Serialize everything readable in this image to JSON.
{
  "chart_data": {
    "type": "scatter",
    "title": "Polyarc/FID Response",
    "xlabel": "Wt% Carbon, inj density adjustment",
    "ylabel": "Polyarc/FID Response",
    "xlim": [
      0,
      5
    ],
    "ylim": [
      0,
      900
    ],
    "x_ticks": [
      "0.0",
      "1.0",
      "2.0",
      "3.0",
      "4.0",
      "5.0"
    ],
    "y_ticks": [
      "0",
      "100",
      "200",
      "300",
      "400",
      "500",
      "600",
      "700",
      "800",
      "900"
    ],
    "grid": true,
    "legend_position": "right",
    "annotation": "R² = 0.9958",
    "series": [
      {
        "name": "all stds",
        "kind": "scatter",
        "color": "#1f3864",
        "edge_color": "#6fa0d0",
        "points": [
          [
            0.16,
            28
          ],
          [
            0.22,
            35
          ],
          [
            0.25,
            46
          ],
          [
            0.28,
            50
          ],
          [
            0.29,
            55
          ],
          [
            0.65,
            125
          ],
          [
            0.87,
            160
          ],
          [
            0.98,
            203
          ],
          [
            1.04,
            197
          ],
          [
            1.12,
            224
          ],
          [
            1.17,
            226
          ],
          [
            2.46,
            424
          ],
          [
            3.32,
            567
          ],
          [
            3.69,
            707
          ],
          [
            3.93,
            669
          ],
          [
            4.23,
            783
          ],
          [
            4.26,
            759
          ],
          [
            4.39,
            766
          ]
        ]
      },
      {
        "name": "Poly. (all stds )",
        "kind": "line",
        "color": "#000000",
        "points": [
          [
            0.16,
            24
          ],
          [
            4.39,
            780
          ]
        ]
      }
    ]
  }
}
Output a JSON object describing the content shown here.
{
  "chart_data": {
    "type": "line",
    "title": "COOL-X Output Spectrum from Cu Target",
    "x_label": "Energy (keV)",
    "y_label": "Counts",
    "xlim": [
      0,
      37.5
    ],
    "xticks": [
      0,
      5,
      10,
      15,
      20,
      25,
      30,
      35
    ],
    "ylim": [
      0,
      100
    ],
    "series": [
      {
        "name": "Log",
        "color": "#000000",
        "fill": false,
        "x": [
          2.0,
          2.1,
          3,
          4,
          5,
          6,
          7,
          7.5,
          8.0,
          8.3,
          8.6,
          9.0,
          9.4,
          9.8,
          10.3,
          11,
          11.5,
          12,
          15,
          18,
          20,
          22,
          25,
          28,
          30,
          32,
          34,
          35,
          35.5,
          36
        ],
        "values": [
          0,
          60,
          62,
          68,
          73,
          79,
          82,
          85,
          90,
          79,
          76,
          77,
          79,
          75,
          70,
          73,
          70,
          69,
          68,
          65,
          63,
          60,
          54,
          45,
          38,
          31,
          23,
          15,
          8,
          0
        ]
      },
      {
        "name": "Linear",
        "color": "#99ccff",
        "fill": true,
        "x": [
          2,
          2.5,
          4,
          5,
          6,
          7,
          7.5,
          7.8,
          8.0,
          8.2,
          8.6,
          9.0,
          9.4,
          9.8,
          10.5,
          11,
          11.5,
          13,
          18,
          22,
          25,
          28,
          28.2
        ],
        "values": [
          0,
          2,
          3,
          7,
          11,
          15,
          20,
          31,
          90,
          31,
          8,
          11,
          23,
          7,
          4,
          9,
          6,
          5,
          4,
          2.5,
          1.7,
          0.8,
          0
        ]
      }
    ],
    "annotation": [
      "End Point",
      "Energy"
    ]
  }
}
━━━━
» **Exercise directions**:
Each of the records should be retyped exactly.

» **Completed exercise**:
Serialize everything readable in this image to JSON.
{
  "chart_data": {
    "type": "scatter",
    "title": "Polyarc/FID Response",
    "xlabel": "Wt% Carbon, inj density adjustment",
    "ylabel": "Polyarc/FID Response",
    "xlim": [
      0,
      5
    ],
    "ylim": [
      0,
      900
    ],
    "x_ticks": [
      "0.0",
      "1.0",
      "2.0",
      "3.0",
      "4.0",
      "5.0"
    ],
    "y_ticks": [
      "0",
      "100",
      "200",
      "300",
      "400",
      "500",
      "600",
      "700",
      "800",
      "900"
    ],
    "grid": true,
    "legend_position": "right",
    "annotation": "R² = 0.9958",
    "series": [
      {
        "name": "all stds",
        "kind": "scatter",
        "color": "#1f3864",
        "edge_color": "#6fa0d0",
        "points": [
          [
            0.16,
            28
          ],
          [
            0.22,
            35
          ],
          [
            0.25,
            46
          ],
          [
            0.28,
            50
          ],
          [
            0.29,
            55
          ],
          [
            0.65,
            125
          ],
          [
            0.87,
            160
          ],
          [
            0.98,
            203
          ],
          [
            1.04,
            197
          ],
          [
            1.12,
            224
          ],
          [
            1.17,
            226
          ],
          [
            2.46,
            424
          ],
          [
            3.32,
            567
          ],
          [
            3.69,
            707
          ],
          [
            3.93,
            669
          ],
          [
            4.23,
            783
          ],
          [
            4.26,
            759
          ],
          [
            4.39,
            766
          ]
        ]
      },
      {
        "name": "Poly. (all stds )",
        "kind": "line",
        "color": "#000000",
        "points": [
          [
            0.16,
            24
          ],
          [
            4.39,
            780
          ]
        ]
      }
    ]
  }
}
Output a JSON object describing the content shown here.
{
  "chart_data": {
    "type": "line",
    "title": "COOL-X Output Spectrum from Cu Target",
    "x_label": "Energy (keV)",
    "y_label": "Counts",
    "xlim": [
      0,
      37.5
    ],
    "xticks": [
      0,
      5,
      10,
      15,
      20,
      25,
      30,
      35
    ],
    "ylim": [
      0,
      100
    ],
    "series": [
      {
        "name": "Log",
        "color": "#000000",
        "fill": false,
        "x": [
          2.0,
          2.1,
          3,
          4,
          5,
          6,
          7,
          7.5,
          8.0,
          8.3,
          8.6,
          9.0,
          9.4,
          9.8,
          10.3,
          11,
          11.5,
          12,
          15,
          18,
          20,
          22,
          25,
          28,
          30,
          32,
          34,
          35,
          35.5,
          36
        ],
        "values": [
          0,
          60,
          62,
          68,
          73,
          79,
          82,
          85,
          90,
          79,
          76,
          77,
          79,
          75,
          70,
          73,
          70,
          69,
          68,
          65,
          63,
          60,
          54,
          45,
          38,
          31,
          23,
          15,
          8,
          0
        ]
      },
      {
        "name": "Linear",
        "color": "#99ccff",
        "fill": true,
        "x": [
          2,
          2.5,
          4,
          5,
          6,
          7,
          7.5,
          7.8,
          8.0,
          8.2,
          8.6,
          9.0,
          9.4,
          9.8,
          10.5,
          11,
          11.5,
          13,
          18,
          22,
          25,
          28,
          28.2
        ],
        "values": [
          0,
          2,
          3,
          7,
          11,
          15,
          20,
          31,
          90,
          31,
          8,
          11,
          23,
          7,
          4,
          9,
          6,
          5,
          4,
          2.5,
          1.7,
          0.8,
          0
        ]
      }
    ],
    "annotation": [
      "End Point",
      "Energy"
    ]
  }
}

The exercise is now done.